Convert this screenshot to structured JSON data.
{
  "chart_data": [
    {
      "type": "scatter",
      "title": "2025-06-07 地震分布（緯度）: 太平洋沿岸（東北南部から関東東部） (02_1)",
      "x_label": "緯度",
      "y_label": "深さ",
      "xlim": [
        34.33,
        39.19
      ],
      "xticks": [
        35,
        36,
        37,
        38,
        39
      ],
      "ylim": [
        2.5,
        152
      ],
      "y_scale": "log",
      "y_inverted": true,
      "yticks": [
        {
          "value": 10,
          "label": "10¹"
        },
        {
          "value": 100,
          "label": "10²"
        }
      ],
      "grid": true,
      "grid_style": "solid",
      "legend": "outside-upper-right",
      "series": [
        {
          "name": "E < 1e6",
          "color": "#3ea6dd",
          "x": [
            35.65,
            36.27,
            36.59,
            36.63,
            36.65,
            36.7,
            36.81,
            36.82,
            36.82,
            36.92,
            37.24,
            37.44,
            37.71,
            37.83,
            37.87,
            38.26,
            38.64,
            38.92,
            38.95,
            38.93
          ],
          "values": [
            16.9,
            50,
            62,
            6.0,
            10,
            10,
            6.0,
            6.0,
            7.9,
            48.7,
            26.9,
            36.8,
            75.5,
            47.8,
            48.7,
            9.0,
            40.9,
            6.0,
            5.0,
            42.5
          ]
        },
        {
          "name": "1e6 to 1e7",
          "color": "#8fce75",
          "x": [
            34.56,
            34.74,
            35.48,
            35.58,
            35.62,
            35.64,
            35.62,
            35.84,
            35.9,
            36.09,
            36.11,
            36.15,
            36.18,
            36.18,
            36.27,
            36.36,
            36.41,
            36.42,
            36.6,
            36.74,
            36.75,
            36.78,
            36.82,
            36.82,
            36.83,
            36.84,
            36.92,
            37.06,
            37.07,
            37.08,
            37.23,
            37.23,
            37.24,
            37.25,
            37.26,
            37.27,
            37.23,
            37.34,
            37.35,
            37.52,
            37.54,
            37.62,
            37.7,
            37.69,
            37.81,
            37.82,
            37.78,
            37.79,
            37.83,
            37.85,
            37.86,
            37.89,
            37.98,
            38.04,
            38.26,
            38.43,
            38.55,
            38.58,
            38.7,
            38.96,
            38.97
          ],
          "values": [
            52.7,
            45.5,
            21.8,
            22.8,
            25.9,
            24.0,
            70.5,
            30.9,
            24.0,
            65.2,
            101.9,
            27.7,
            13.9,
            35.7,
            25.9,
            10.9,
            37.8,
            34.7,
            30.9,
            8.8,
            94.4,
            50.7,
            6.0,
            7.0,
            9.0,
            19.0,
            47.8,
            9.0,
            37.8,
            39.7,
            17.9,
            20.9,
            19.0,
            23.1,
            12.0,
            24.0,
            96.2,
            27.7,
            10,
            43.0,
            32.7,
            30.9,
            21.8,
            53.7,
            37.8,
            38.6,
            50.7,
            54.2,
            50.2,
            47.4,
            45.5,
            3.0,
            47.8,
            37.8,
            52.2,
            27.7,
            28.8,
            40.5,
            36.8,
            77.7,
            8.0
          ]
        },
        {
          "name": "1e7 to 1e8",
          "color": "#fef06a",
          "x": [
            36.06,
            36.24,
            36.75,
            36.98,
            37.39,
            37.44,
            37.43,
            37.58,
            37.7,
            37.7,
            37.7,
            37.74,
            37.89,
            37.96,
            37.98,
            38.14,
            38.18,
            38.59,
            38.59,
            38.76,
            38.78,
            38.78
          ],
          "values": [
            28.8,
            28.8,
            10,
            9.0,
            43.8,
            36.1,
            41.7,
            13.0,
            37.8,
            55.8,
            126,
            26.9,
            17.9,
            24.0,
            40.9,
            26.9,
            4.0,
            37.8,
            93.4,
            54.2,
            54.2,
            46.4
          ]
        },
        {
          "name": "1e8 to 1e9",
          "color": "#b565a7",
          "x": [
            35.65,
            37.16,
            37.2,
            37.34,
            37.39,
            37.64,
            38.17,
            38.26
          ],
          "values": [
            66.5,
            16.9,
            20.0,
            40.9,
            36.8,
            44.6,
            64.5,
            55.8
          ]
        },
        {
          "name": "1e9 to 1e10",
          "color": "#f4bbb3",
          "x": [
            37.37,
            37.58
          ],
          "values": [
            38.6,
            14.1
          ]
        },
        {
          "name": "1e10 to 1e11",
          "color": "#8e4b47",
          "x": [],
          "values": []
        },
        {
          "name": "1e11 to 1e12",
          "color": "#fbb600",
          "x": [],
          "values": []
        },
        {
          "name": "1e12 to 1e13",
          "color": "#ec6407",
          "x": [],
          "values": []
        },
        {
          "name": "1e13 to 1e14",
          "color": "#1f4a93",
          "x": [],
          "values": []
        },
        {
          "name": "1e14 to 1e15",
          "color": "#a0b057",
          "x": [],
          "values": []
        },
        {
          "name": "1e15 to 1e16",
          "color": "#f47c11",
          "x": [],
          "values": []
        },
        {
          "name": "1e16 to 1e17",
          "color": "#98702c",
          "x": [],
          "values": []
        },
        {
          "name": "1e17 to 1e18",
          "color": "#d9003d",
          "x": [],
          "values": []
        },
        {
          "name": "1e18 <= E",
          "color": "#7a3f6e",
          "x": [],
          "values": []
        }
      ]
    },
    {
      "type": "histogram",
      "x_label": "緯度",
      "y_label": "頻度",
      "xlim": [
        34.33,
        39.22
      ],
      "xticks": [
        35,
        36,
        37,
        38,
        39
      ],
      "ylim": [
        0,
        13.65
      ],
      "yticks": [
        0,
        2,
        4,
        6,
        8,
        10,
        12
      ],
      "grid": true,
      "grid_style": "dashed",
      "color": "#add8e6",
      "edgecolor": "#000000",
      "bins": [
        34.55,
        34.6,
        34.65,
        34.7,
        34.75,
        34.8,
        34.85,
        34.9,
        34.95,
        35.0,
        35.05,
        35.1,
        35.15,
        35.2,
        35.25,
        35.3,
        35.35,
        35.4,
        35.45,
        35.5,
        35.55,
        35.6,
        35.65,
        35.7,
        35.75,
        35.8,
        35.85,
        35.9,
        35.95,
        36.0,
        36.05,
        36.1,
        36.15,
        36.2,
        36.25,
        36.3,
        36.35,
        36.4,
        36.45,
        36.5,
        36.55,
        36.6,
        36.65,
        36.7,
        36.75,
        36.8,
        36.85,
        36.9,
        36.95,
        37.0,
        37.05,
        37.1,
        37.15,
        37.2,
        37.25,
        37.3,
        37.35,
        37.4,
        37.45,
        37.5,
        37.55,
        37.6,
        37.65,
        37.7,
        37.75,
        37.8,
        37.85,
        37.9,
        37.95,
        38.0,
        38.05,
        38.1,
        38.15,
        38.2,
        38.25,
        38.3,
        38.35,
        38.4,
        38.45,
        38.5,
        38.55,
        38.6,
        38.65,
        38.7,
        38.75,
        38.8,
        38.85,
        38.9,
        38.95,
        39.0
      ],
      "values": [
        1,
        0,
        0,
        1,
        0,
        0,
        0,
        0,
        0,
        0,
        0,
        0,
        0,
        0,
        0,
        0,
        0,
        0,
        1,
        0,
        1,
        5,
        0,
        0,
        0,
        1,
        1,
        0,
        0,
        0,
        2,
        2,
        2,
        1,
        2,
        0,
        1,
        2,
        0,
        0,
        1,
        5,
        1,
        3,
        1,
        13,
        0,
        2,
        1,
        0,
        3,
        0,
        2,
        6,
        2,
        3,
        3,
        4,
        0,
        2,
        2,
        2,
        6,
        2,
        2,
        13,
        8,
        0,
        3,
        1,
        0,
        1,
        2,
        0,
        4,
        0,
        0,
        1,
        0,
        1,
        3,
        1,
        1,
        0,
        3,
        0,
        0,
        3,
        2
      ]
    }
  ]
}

================

● **PROBLEM STATEMENT**
Give back all the data exactly as written.

● **WORKED SOLUTION**
Convert this screenshot to structured JSON data.
{
  "chart_data": [
    {
      "type": "scatter",
      "title": "2025-06-07 地震分布（緯度）: 太平洋沿岸（東北南部から関東東部） (02_1)",
      "x_label": "緯度",
      "y_label": "深さ",
      "xlim": [
        34.33,
        39.19
      ],
      "xticks": [
        35,
        36,
        37,
        38,
        39
      ],
      "ylim": [
        2.5,
        152
      ],
      "y_scale": "log",
      "y_inverted": true,
      "yticks": [
        {
          "value": 10,
          "label": "10¹"
        },
        {
          "value": 100,
          "label": "10²"
        }
      ],
      "grid": true,
      "grid_style": "solid",
      "legend": "outside-upper-right",
      "series": [
        {
          "name": "E < 1e6",
          "color": "#3ea6dd",
          "x": [
            35.65,
            36.27,
            36.59,
            36.63,
            36.65,
            36.7,
            36.81,
            36.82,
            36.82,
            36.92,
            37.24,
            37.44,
            37.71,
            37.83,
            37.87,
            38.26,
            38.64,
            38.92,
            38.95,
            38.93
          ],
          "values": [
            16.9,
            50,
            62,
            6.0,
            10,
            10,
            6.0,
            6.0,
            7.9,
            48.7,
            26.9,
            36.8,
            75.5,
            47.8,
            48.7,
            9.0,
            40.9,
            6.0,
            5.0,
            42.5
          ]
        },
        {
          "name": "1e6 to 1e7",
          "color": "#8fce75",
          "x": [
            34.56,
            34.74,
            35.48,
            35.58,
            35.62,
            35.64,
            35.62,
            35.84,
            35.9,
            36.09,
            36.11,
            36.15,
            36.18,
            36.18,
            36.27,
            36.36,
            36.41,
            36.42,
            36.6,
            36.74,
            36.75,
            36.78,
            36.82,
            36.82,
            36.83,
            36.84,
            36.92,
            37.06,
            37.07,
            37.08,
            37.23,
            37.23,
            37.24,
            37.25,
            37.26,
            37.27,
            37.23,
            37.34,
            37.35,
            37.52,
            37.54,
            37.62,
            37.7,
            37.69,
            37.81,
            37.82,
            37.78,
            37.79,
            37.83,
            37.85,
            37.86,
            37.89,
            37.98,
            38.04,
            38.26,
            38.43,
            38.55,
            38.58,
            38.7,
            38.96,
            38.97
          ],
          "values": [
            52.7,
            45.5,
            21.8,
            22.8,
            25.9,
            24.0,
            70.5,
            30.9,
            24.0,
            65.2,
            101.9,
            27.7,
            13.9,
            35.7,
            25.9,
            10.9,
            37.8,
            34.7,
            30.9,
            8.8,
            94.4,
            50.7,
            6.0,
            7.0,
            9.0,
            19.0,
            47.8,
            9.0,
            37.8,
            39.7,
            17.9,
            20.9,
            19.0,
            23.1,
            12.0,
            24.0,
            96.2,
            27.7,
            10,
            43.0,
            32.7,
            30.9,
            21.8,
            53.7,
            37.8,
            38.6,
            50.7,
            54.2,
            50.2,
            47.4,
            45.5,
            3.0,
            47.8,
            37.8,
            52.2,
            27.7,
            28.8,
            40.5,
            36.8,
            77.7,
            8.0
          ]
        },
        {
          "name": "1e7 to 1e8",
          "color": "#fef06a",
          "x": [
            36.06,
            36.24,
            36.75,
            36.98,
            37.39,
            37.44,
            37.43,
            37.58,
            37.7,
            37.7,
            37.7,
            37.74,
            37.89,
            37.96,
            37.98,
            38.14,
            38.18,
            38.59,
            38.59,
            38.76,
            38.78,
            38.78
          ],
          "values": [
            28.8,
            28.8,
            10,
            9.0,
            43.8,
            36.1,
            41.7,
            13.0,
            37.8,
            55.8,
            126,
            26.9,
            17.9,
            24.0,
            40.9,
            26.9,
            4.0,
            37.8,
            93.4,
            54.2,
            54.2,
            46.4
          ]
        },
        {
          "name": "1e8 to 1e9",
          "color": "#b565a7",
          "x": [
            35.65,
            37.16,
            37.2,
            37.34,
            37.39,
            37.64,
            38.17,
            38.26
          ],
          "values": [
            66.5,
            16.9,
            20.0,
            40.9,
            36.8,
            44.6,
            64.5,
            55.8
          ]
        },
        {
          "name": "1e9 to 1e10",
          "color": "#f4bbb3",
          "x": [
            37.37,
            37.58
          ],
          "values": [
            38.6,
            14.1
          ]
        },
        {
          "name": "1e10 to 1e11",
          "color": "#8e4b47",
          "x": [],
          "values": []
        },
        {
          "name": "1e11 to 1e12",
          "color": "#fbb600",
          "x": [],
          "values": []
        },
        {
          "name": "1e12 to 1e13",
          "color": "#ec6407",
          "x": [],
          "values": []
        },
        {
          "name": "1e13 to 1e14",
          "color": "#1f4a93",
          "x": [],
          "values": []
        },
        {
          "name": "1e14 to 1e15",
          "color": "#a0b057",
          "x": [],
          "values": []
        },
        {
          "name": "1e15 to 1e16",
          "color": "#f47c11",
          "x": [],
          "values": []
        },
        {
          "name": "1e16 to 1e17",
          "color": "#98702c",
          "x": [],
          "values": []
        },
        {
          "name": "1e17 to 1e18",
          "color": "#d9003d",
          "x": [],
          "values": []
        },
        {
          "name": "1e18 <= E",
          "color": "#7a3f6e",
          "x": [],
          "values": []
        }
      ]
    },
    {
      "type": "histogram",
      "x_label": "緯度",
      "y_label": "頻度",
      "xlim": [
        34.33,
        39.22
      ],
      "xticks": [
        35,
        36,
        37,
        38,
        39
      ],
      "ylim": [
        0,
        13.65
      ],
      "yticks": [
        0,
        2,
        4,
        6,
        8,
        10,
        12
      ],
      "grid": true,
      "grid_style": "dashed",
      "color": "#add8e6",
      "edgecolor": "#000000",
      "bins": [
        34.55,
        34.6,
        34.65,
        34.7,
        34.75,
        34.8,
        34.85,
        34.9,
        34.95,
        35.0,
        35.05,
        35.1,
        35.15,
        35.2,
        35.25,
        35.3,
        35.35,
        35.4,
        35.45,
        35.5,
        35.55,
        35.6,
        35.65,
        35.7,
        35.75,
        35.8,
        35.85,
        35.9,
        35.95,
        36.0,
        36.05,
        36.1,
        36.15,
        36.2,
        36.25,
        36.3,
        36.35,
        36.4,
        36.45,
        36.5,
        36.55,
        36.6,
        36.65,
        36.7,
        36.75,
        36.8,
        36.85,
        36.9,
        36.95,
        37.0,
        37.05,
        37.1,
        37.15,
        37.2,
        37.25,
        37.3,
        37.35,
        37.4,
        37.45,
        37.5,
        37.55,
        37.6,
        37.65,
        37.7,
        37.75,
        37.8,
        37.85,
        37.9,
        37.95,
        38.0,
        38.05,
        38.1,
        38.15,
        38.2,
        38.25,
        38.3,
        38.35,
        38.4,
        38.45,
        38.5,
        38.55,
        38.6,
        38.65,
        38.7,
        38.75,
        38.8,
        38.85,
        38.9,
        38.95,
        39.0
      ],
      "values": [
        1,
        0,
        0,
        1,
        0,
        0,
        0,
        0,
        0,
        0,
        0,
        0,
        0,
        0,
        0,
        0,
        0,
        0,
        1,
        0,
        1,
        5,
        0,
        0,
        0,
        1,
        1,
        0,
        0,
        0,
        2,
        2,
        2,
        1,
        2,
        0,
        1,
        2,
        0,
        0,
        1,
        5,
        1,
        3,
        1,
        13,
        0,
        2,
        1,
        0,
        3,
        0,
        2,
        6,
        2,
        3,
        3,
        4,
        0,
        2,
        2,
        2,
        6,
        2,
        2,
        13,
        8,
        0,
        3,
        1,
        0,
        1,
        2,
        0,
        4,
        0,
        0,
        1,
        0,
        1,
        3,
        1,
        1,
        0,
        3,
        0,
        0,
        3,
        2
      ]
    }
  ]
}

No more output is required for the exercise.